Stored data:

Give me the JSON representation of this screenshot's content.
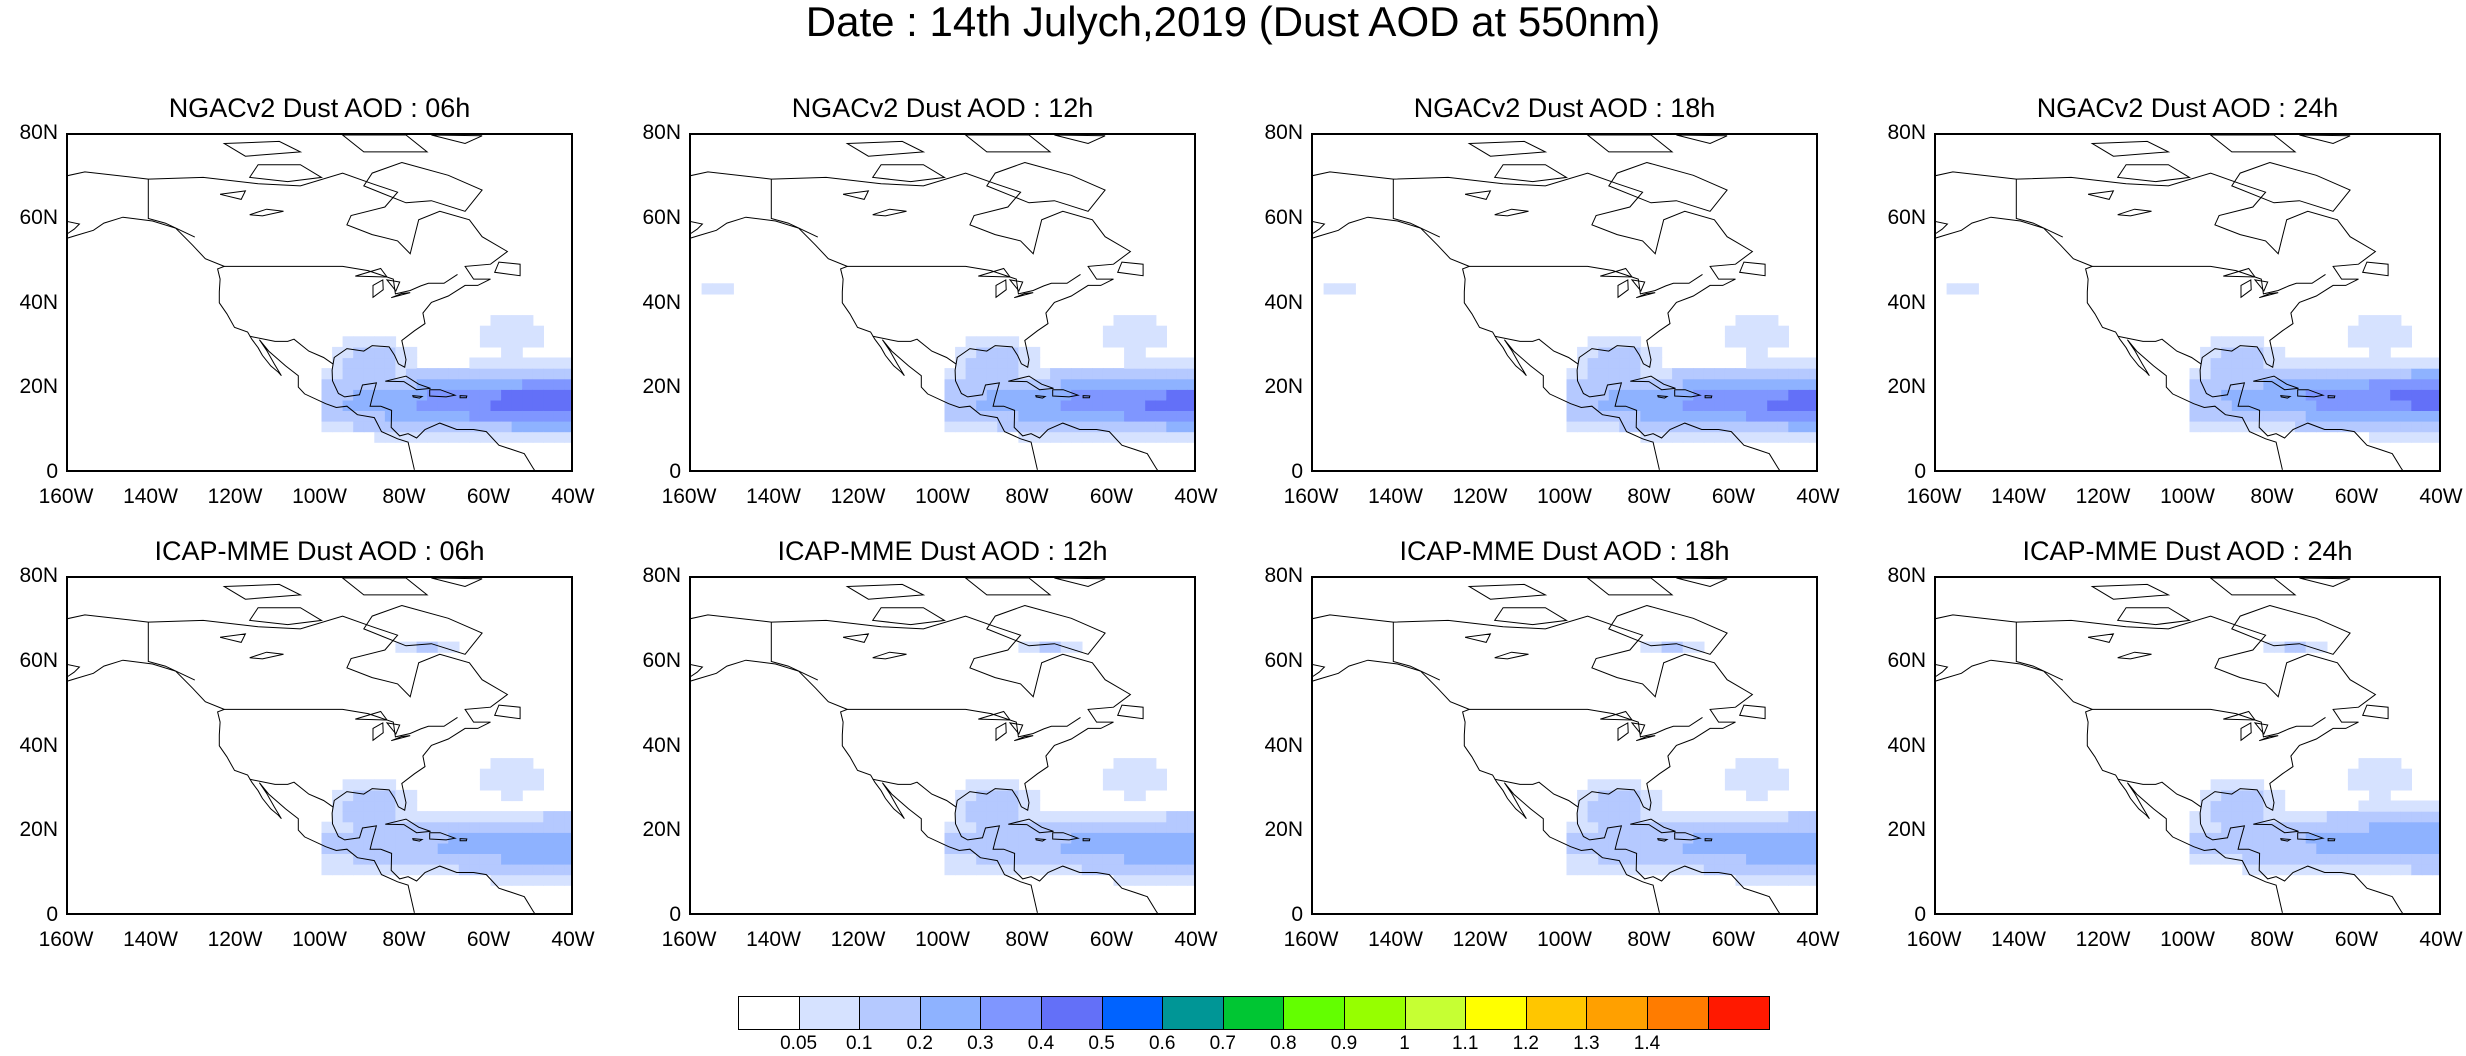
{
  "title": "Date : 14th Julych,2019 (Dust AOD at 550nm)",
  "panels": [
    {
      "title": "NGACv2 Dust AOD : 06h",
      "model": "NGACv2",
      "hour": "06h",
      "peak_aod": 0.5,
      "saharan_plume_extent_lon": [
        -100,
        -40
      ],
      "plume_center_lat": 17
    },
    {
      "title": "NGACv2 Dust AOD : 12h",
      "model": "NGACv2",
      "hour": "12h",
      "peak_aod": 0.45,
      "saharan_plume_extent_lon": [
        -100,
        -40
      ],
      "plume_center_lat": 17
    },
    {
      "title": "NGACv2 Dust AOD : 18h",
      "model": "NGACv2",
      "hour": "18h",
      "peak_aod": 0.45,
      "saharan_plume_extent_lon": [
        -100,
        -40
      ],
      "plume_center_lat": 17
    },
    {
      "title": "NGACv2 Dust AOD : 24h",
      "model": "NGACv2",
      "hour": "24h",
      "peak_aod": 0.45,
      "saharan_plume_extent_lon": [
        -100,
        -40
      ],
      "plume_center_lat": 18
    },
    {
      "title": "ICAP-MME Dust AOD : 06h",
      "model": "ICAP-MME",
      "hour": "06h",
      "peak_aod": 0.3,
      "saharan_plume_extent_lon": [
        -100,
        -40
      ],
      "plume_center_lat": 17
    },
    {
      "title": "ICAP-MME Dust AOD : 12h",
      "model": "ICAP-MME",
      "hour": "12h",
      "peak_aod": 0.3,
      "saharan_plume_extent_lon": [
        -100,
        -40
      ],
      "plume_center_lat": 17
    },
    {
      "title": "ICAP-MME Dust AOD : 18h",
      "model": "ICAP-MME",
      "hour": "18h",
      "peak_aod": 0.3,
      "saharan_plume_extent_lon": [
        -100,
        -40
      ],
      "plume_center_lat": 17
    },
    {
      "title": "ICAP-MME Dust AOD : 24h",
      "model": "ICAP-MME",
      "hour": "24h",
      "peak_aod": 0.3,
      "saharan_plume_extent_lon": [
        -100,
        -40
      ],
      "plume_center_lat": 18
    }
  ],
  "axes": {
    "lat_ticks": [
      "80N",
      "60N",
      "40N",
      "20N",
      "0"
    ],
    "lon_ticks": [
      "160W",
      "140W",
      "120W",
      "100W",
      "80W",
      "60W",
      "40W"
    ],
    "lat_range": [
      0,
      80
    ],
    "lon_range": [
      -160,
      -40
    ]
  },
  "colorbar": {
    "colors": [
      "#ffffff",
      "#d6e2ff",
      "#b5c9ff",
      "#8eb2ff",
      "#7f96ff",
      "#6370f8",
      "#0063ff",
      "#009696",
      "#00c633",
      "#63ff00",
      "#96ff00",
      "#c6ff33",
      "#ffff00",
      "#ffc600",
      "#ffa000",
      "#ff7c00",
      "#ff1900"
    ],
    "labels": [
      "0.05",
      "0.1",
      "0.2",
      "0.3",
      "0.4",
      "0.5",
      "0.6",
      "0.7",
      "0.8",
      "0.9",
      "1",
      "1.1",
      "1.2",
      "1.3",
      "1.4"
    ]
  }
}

• **Requirements**
The entries above should be reproduced exactly, without their pictures.

• **Solution**
Give me the JSON representation of this screenshot's content.
{
  "title": "Date : 14th Julych,2019 (Dust AOD at 550nm)",
  "panels": [
    {
      "title": "NGACv2 Dust AOD : 06h",
      "model": "NGACv2",
      "hour": "06h",
      "peak_aod": 0.5,
      "saharan_plume_extent_lon": [
        -100,
        -40
      ],
      "plume_center_lat": 17
    },
    {
      "title": "NGACv2 Dust AOD : 12h",
      "model": "NGACv2",
      "hour": "12h",
      "peak_aod": 0.45,
      "saharan_plume_extent_lon": [
        -100,
        -40
      ],
      "plume_center_lat": 17
    },
    {
      "title": "NGACv2 Dust AOD : 18h",
      "model": "NGACv2",
      "hour": "18h",
      "peak_aod": 0.45,
      "saharan_plume_extent_lon": [
        -100,
        -40
      ],
      "plume_center_lat": 17
    },
    {
      "title": "NGACv2 Dust AOD : 24h",
      "model": "NGACv2",
      "hour": "24h",
      "peak_aod": 0.45,
      "saharan_plume_extent_lon": [
        -100,
        -40
      ],
      "plume_center_lat": 18
    },
    {
      "title": "ICAP-MME Dust AOD : 06h",
      "model": "ICAP-MME",
      "hour": "06h",
      "peak_aod": 0.3,
      "saharan_plume_extent_lon": [
        -100,
        -40
      ],
      "plume_center_lat": 17
    },
    {
      "title": "ICAP-MME Dust AOD : 12h",
      "model": "ICAP-MME",
      "hour": "12h",
      "peak_aod": 0.3,
      "saharan_plume_extent_lon": [
        -100,
        -40
      ],
      "plume_center_lat": 17
    },
    {
      "title": "ICAP-MME Dust AOD : 18h",
      "model": "ICAP-MME",
      "hour": "18h",
      "peak_aod": 0.3,
      "saharan_plume_extent_lon": [
        -100,
        -40
      ],
      "plume_center_lat": 17
    },
    {
      "title": "ICAP-MME Dust AOD : 24h",
      "model": "ICAP-MME",
      "hour": "24h",
      "peak_aod": 0.3,
      "saharan_plume_extent_lon": [
        -100,
        -40
      ],
      "plume_center_lat": 18
    }
  ],
  "axes": {
    "lat_ticks": [
      "80N",
      "60N",
      "40N",
      "20N",
      "0"
    ],
    "lon_ticks": [
      "160W",
      "140W",
      "120W",
      "100W",
      "80W",
      "60W",
      "40W"
    ],
    "lat_range": [
      0,
      80
    ],
    "lon_range": [
      -160,
      -40
    ]
  },
  "colorbar": {
    "colors": [
      "#ffffff",
      "#d6e2ff",
      "#b5c9ff",
      "#8eb2ff",
      "#7f96ff",
      "#6370f8",
      "#0063ff",
      "#009696",
      "#00c633",
      "#63ff00",
      "#96ff00",
      "#c6ff33",
      "#ffff00",
      "#ffc600",
      "#ffa000",
      "#ff7c00",
      "#ff1900"
    ],
    "labels": [
      "0.05",
      "0.1",
      "0.2",
      "0.3",
      "0.4",
      "0.5",
      "0.6",
      "0.7",
      "0.8",
      "0.9",
      "1",
      "1.1",
      "1.2",
      "1.3",
      "1.4"
    ]
  }
}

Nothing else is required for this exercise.